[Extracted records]
____________
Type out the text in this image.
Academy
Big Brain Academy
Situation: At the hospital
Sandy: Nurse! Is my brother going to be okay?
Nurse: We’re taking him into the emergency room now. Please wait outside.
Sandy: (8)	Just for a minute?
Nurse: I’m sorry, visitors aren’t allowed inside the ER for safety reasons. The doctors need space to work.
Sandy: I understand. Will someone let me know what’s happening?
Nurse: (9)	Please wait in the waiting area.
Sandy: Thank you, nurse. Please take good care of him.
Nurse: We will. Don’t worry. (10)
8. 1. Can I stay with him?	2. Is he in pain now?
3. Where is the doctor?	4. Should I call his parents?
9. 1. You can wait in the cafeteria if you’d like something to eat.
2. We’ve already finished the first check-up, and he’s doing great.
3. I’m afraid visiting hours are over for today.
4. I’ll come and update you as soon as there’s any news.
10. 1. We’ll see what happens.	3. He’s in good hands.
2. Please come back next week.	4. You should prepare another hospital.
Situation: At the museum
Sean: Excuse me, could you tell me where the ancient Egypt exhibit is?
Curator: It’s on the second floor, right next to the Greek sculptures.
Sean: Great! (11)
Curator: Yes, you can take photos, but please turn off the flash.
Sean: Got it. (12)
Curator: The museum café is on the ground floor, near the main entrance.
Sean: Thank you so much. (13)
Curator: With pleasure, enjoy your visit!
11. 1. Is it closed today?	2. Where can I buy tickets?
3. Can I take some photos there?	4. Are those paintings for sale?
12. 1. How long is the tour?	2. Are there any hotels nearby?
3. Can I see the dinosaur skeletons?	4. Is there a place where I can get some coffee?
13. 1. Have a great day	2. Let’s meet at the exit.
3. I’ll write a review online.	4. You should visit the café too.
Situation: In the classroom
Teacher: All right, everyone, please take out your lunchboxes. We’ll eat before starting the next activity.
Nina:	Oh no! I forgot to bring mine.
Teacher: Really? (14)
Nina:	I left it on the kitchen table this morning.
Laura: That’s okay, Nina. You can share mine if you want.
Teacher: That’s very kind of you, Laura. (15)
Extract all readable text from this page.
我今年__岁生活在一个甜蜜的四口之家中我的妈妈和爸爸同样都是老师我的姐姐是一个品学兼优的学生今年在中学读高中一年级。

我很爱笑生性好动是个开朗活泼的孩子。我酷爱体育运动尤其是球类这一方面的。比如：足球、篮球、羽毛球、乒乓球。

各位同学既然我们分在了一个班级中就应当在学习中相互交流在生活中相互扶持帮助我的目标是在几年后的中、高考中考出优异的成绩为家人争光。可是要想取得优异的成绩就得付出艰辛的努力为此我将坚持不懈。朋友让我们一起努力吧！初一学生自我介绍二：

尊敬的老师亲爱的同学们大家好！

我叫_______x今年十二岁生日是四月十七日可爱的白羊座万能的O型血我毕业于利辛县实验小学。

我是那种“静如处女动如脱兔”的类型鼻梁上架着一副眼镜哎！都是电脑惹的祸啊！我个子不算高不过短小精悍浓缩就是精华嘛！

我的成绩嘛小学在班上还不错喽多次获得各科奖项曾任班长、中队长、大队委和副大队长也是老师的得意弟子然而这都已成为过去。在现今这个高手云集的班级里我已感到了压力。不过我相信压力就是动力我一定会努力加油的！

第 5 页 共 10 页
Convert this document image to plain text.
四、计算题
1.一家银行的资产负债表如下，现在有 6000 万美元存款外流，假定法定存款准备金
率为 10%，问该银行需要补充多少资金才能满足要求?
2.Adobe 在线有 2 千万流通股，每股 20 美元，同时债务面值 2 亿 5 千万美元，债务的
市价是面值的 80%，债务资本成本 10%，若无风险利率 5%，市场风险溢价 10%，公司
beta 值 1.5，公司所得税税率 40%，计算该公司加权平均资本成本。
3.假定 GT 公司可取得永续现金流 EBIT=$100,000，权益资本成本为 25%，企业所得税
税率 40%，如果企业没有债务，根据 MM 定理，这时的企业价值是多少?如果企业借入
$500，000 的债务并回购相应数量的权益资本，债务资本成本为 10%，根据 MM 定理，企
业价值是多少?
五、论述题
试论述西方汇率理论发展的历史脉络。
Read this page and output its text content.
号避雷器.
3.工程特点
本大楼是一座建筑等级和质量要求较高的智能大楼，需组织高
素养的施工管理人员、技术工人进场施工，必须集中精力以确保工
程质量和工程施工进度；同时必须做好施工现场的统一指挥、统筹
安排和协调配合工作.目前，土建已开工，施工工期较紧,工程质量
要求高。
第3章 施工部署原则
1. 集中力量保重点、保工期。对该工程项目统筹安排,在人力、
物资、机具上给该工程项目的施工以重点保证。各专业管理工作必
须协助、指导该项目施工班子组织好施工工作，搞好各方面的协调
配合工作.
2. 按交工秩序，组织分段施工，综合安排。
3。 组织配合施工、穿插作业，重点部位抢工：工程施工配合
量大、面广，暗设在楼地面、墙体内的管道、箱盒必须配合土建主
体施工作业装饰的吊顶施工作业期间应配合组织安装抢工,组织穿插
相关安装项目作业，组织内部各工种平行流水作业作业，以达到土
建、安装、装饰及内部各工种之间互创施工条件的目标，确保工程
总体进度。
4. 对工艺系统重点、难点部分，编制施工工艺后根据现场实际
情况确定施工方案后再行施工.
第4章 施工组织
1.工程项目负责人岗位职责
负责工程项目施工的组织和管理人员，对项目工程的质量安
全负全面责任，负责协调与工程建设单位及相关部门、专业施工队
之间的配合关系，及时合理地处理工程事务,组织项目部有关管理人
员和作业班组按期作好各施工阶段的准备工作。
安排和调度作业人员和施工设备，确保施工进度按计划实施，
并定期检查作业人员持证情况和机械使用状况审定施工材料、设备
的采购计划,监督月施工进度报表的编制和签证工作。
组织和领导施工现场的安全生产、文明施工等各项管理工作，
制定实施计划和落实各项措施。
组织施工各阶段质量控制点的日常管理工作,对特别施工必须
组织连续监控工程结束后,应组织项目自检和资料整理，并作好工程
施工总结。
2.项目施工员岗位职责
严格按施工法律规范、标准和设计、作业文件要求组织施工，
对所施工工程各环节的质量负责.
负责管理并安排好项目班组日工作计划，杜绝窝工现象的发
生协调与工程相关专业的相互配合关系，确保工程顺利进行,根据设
____________
* What is expected: Work out how many lines of the data above contain the string "text" and give the number alone.

* Solution for this exercise: 4